SET PROBLEM →
Report, in full, every line of the data below that contains the string "crouch".

Bounding box entries →
╔══

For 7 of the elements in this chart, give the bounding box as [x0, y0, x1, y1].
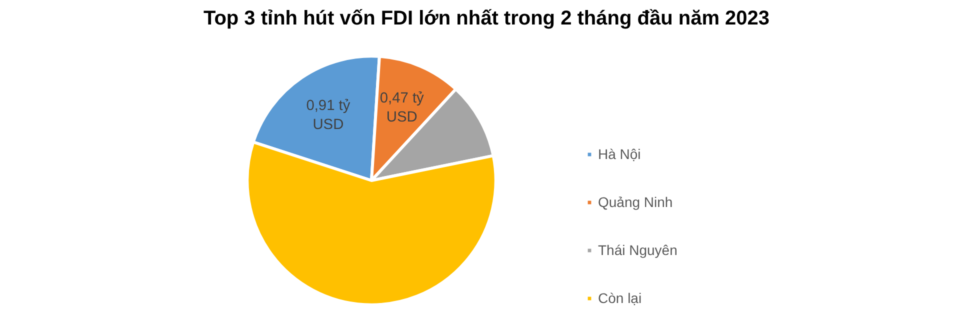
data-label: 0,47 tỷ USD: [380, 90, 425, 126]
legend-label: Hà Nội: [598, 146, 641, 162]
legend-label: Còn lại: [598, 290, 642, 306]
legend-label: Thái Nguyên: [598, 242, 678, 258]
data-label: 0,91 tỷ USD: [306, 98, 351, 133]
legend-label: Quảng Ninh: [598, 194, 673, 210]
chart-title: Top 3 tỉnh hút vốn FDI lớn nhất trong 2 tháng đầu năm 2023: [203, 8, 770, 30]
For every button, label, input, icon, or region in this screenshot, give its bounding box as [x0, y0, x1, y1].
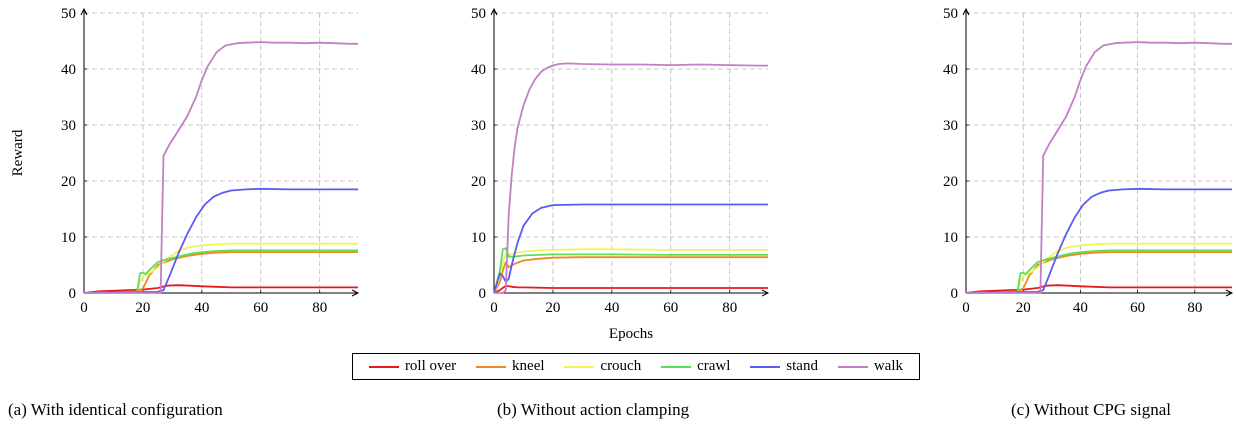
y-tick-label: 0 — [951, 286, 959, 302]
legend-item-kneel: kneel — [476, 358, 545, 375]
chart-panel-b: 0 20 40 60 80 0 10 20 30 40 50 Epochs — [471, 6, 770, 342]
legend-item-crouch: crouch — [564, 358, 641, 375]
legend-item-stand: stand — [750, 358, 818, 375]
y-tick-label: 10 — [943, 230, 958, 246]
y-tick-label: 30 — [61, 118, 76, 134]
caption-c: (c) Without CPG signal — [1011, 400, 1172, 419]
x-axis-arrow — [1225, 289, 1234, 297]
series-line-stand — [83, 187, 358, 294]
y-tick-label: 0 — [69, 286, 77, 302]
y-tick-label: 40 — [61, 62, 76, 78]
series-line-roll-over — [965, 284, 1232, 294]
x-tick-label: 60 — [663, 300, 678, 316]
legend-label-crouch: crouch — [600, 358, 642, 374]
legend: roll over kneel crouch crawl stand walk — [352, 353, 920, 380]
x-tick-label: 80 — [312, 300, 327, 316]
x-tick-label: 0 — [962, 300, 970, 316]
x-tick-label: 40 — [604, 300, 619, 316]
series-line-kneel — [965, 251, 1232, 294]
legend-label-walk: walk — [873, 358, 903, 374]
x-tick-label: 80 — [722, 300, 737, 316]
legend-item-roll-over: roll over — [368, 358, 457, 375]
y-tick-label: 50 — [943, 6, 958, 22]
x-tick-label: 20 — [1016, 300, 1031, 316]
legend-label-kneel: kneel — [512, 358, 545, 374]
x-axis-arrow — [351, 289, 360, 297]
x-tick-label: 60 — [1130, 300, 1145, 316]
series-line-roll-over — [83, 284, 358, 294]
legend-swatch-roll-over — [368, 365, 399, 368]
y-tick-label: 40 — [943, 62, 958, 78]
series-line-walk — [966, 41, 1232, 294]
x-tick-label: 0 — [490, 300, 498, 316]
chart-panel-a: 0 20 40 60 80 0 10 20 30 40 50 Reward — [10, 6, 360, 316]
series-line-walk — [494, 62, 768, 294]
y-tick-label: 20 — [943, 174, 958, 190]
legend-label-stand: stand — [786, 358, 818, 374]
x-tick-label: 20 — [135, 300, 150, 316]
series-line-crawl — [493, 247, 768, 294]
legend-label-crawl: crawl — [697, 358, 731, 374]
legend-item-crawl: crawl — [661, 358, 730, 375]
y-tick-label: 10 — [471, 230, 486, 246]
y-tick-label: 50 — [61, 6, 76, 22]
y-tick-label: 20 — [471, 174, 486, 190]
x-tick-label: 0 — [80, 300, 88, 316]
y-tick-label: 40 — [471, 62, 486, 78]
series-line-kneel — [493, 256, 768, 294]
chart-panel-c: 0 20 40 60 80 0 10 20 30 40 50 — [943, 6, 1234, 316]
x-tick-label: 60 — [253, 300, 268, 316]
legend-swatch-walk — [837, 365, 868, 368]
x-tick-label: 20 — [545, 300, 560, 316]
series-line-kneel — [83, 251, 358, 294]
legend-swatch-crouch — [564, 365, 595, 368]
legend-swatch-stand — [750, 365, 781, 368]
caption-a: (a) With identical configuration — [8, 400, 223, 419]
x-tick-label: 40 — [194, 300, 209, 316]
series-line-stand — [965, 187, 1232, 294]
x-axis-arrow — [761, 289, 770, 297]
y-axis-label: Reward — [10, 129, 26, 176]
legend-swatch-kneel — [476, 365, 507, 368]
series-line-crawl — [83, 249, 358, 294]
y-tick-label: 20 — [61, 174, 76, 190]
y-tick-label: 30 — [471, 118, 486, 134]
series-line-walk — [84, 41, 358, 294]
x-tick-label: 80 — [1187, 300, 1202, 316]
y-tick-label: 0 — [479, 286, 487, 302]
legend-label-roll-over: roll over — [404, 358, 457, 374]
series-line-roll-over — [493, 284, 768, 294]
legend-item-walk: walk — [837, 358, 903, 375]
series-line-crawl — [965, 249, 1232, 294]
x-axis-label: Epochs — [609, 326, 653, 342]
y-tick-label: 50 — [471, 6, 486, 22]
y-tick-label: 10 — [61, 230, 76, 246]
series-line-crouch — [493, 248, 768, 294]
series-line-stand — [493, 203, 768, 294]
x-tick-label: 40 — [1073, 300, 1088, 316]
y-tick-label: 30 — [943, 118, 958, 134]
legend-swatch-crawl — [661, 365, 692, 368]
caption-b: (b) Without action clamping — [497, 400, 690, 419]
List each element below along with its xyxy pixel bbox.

╚══
╔══

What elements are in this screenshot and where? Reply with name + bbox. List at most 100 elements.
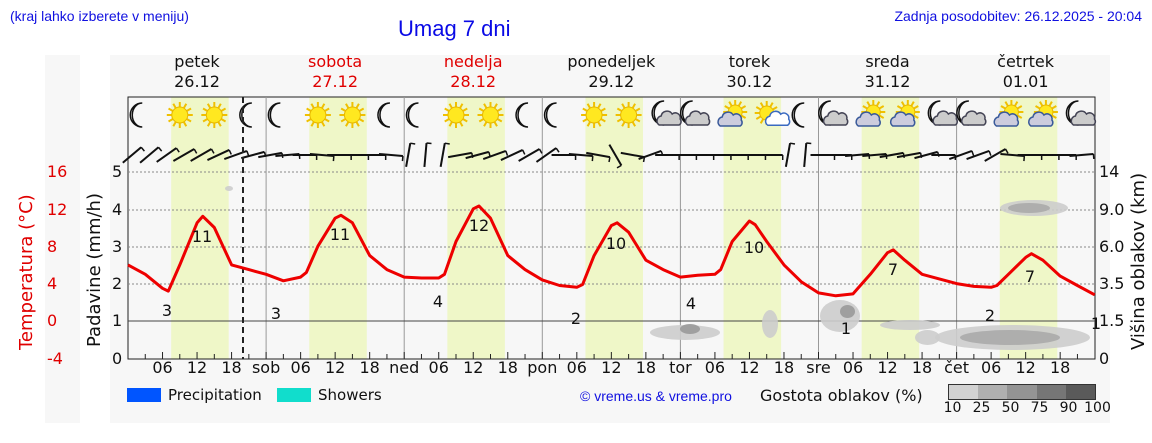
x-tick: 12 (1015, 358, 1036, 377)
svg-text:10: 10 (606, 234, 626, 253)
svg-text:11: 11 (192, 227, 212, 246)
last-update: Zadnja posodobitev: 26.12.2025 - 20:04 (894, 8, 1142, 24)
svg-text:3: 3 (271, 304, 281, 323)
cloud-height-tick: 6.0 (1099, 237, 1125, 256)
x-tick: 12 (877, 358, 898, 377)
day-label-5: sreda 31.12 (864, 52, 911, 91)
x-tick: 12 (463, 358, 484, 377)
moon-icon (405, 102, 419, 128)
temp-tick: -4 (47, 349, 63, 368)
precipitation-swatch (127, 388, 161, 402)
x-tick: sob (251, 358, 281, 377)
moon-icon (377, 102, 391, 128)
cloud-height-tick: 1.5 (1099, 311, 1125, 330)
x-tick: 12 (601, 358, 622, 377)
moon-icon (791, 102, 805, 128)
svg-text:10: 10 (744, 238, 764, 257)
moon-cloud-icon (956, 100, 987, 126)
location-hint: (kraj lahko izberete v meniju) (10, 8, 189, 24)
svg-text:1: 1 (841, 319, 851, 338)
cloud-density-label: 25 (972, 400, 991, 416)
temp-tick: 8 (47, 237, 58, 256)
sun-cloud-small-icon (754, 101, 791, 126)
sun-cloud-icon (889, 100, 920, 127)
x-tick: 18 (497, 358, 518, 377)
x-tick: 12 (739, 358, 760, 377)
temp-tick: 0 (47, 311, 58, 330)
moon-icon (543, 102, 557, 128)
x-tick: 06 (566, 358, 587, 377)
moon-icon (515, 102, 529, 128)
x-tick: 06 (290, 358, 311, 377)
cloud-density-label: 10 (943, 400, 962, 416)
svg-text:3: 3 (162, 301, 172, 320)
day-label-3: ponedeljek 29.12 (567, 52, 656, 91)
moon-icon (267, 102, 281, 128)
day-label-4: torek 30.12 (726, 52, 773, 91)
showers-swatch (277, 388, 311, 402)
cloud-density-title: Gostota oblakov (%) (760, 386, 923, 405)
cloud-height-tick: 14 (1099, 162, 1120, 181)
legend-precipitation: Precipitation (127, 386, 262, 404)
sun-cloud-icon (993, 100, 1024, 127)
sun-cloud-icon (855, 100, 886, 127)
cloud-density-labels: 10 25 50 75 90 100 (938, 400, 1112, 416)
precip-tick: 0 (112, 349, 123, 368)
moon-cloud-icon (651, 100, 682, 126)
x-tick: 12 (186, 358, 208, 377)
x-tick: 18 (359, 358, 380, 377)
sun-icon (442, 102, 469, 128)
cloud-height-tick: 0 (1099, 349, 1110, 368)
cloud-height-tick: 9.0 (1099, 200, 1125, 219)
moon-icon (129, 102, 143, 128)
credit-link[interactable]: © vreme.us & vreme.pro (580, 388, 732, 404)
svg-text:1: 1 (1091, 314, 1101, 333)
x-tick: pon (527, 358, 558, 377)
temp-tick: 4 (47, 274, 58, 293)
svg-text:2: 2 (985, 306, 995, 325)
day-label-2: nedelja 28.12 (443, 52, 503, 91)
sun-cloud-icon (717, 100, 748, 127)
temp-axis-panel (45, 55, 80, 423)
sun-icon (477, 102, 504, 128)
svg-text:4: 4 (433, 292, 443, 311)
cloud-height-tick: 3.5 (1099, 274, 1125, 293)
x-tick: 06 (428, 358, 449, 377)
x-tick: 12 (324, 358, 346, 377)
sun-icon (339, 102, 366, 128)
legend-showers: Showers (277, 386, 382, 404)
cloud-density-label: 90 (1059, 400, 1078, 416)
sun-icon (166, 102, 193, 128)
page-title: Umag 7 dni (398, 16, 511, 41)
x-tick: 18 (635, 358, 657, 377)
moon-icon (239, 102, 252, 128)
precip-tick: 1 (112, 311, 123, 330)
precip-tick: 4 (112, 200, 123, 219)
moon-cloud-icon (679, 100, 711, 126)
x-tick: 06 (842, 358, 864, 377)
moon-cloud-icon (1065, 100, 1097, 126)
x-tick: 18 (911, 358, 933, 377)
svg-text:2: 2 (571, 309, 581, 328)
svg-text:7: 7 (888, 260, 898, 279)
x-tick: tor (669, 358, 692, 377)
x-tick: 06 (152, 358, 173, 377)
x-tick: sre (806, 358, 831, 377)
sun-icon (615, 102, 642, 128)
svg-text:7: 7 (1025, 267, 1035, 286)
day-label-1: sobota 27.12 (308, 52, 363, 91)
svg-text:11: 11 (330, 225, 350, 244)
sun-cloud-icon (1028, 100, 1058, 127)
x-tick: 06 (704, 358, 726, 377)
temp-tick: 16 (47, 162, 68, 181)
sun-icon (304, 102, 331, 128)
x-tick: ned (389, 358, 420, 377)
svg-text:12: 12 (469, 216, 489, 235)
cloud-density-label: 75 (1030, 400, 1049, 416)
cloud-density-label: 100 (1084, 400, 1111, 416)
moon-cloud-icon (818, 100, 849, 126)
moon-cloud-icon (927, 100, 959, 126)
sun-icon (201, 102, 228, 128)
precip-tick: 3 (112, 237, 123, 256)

╚══

SOLUTION →
legend-item-crouch: crouch — [564, 358, 641, 375]
legend-label-crouch: crouch — [600, 358, 642, 374]
legend: roll over kneel crouch crawl stand walk — [352, 353, 920, 380]
legend-swatch-crouch — [564, 365, 595, 368]
series-line-crouch — [493, 248, 768, 294]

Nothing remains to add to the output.